- _WHAT NEEDS TO BE DONE_
Your output is the line containing "Read this page and output its text content." plus all lines after it to the end of the records, reproduced exactly, with nothing else.

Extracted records
++++++++
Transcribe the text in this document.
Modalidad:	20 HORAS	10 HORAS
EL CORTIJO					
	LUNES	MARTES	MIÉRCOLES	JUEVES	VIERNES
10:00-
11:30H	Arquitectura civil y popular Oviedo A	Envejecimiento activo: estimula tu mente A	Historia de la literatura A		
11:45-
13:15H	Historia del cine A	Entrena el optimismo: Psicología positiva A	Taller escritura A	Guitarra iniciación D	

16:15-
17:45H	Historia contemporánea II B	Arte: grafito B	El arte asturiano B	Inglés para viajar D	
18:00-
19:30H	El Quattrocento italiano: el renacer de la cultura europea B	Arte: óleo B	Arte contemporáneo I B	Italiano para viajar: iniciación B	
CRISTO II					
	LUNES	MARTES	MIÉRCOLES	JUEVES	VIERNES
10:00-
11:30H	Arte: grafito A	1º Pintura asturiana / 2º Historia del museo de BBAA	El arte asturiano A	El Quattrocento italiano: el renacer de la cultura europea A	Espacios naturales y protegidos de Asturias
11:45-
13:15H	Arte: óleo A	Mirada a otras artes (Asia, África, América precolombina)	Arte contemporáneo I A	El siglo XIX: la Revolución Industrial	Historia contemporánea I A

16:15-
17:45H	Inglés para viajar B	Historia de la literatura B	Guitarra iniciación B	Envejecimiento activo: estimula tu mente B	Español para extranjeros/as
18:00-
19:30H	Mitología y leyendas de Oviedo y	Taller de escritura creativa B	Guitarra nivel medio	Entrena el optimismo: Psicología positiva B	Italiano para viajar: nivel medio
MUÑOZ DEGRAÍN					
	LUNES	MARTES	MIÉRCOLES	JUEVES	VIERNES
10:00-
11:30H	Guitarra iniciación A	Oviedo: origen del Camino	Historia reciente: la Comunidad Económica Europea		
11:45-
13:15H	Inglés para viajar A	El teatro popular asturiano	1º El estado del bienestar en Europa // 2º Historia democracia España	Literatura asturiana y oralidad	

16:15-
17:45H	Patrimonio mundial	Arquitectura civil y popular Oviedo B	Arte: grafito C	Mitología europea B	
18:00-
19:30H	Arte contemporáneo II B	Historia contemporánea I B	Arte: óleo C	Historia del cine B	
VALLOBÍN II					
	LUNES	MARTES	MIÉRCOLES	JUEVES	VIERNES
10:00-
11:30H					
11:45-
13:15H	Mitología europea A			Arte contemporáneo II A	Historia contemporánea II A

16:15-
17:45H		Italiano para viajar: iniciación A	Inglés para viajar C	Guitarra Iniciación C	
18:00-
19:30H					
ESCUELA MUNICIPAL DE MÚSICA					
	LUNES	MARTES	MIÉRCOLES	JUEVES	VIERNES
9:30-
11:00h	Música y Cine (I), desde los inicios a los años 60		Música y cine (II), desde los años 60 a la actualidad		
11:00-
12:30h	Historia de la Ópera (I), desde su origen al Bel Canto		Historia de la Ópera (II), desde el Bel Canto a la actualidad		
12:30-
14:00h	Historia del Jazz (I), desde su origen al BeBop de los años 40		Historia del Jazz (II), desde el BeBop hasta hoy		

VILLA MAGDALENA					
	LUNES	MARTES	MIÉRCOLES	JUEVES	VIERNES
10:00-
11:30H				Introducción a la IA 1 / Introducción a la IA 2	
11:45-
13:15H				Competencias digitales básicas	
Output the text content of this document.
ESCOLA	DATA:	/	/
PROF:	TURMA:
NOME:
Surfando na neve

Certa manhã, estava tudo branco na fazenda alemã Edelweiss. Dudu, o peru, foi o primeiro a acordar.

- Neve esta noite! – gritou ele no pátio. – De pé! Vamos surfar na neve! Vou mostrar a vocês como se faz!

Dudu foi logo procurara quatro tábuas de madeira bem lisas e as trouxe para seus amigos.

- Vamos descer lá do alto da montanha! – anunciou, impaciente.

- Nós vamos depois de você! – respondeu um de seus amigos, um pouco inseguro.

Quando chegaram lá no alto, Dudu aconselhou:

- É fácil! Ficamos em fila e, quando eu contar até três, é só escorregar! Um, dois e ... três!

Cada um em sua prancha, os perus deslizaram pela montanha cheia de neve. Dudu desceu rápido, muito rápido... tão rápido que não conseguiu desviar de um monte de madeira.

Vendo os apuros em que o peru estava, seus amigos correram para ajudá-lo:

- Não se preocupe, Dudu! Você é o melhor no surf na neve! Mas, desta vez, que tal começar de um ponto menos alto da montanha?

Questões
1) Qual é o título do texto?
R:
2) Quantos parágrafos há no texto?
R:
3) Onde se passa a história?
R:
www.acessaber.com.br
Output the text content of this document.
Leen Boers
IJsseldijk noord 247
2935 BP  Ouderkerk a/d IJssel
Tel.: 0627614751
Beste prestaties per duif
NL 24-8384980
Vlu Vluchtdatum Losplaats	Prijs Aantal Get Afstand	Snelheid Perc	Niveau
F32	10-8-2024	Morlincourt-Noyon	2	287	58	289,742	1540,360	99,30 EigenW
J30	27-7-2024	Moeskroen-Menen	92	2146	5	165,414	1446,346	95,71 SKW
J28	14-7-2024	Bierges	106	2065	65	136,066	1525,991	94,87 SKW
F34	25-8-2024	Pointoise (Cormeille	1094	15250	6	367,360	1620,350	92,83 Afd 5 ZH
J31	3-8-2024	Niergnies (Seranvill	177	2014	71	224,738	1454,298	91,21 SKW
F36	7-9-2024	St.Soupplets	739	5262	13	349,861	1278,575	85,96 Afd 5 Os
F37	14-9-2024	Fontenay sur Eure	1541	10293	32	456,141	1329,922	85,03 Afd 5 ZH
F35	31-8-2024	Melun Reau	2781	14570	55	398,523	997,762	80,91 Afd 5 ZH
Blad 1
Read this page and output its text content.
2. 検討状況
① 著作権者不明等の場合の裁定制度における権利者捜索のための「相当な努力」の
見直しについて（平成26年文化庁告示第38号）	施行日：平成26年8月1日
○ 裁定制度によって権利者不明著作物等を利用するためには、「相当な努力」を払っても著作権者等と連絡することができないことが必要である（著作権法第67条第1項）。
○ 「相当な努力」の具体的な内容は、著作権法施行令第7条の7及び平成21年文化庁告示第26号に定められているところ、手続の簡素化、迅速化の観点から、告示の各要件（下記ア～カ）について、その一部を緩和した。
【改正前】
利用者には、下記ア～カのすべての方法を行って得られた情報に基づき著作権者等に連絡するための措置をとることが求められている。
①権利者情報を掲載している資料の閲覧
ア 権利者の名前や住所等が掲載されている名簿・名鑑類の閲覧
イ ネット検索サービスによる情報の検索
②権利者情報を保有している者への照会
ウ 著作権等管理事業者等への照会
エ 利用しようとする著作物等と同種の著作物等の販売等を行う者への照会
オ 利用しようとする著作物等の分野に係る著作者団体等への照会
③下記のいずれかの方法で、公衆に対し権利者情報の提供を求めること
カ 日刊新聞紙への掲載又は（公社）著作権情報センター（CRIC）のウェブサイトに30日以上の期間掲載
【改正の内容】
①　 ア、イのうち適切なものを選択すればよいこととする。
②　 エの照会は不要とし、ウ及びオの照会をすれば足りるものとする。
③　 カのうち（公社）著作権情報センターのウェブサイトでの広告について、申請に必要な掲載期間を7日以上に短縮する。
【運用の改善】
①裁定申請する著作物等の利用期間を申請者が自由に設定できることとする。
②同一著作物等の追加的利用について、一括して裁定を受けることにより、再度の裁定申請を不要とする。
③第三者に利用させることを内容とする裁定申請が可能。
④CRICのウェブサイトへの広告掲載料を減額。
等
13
++++++++
- _WRITTEN ANSWER_
Read this page and output its text content.
2. 検討状況
① 著作権者不明等の場合の裁定制度における権利者捜索のための「相当な努力」の
見直しについて（平成26年文化庁告示第38号）	施行日：平成26年8月1日
○ 裁定制度によって権利者不明著作物等を利用するためには、「相当な努力」を払っても著作権者等と連絡することができないことが必要である（著作権法第67条第1項）。
○ 「相当な努力」の具体的な内容は、著作権法施行令第7条の7及び平成21年文化庁告示第26号に定められているところ、手続の簡素化、迅速化の観点から、告示の各要件（下記ア～カ）について、その一部を緩和した。
【改正前】
利用者には、下記ア～カのすべての方法を行って得られた情報に基づき著作権者等に連絡するための措置をとることが求められている。
①権利者情報を掲載している資料の閲覧
ア 権利者の名前や住所等が掲載されている名簿・名鑑類の閲覧
イ ネット検索サービスによる情報の検索
②権利者情報を保有している者への照会
ウ 著作権等管理事業者等への照会
エ 利用しようとする著作物等と同種の著作物等の販売等を行う者への照会
オ 利用しようとする著作物等の分野に係る著作者団体等への照会
③下記のいずれかの方法で、公衆に対し権利者情報の提供を求めること
カ 日刊新聞紙への掲載又は（公社）著作権情報センター（CRIC）のウェブサイトに30日以上の期間掲載
【改正の内容】
①　 ア、イのうち適切なものを選択すればよいこととする。
②　 エの照会は不要とし、ウ及びオの照会をすれば足りるものとする。
③　 カのうち（公社）著作権情報センターのウェブサイトでの広告について、申請に必要な掲載期間を7日以上に短縮する。
【運用の改善】
①裁定申請する著作物等の利用期間を申請者が自由に設定できることとする。
②同一著作物等の追加的利用について、一括して裁定を受けることにより、再度の裁定申請を不要とする。
③第三者に利用させることを内容とする裁定申請が可能。
④CRICのウェブサイトへの広告掲載料を減額。
等
13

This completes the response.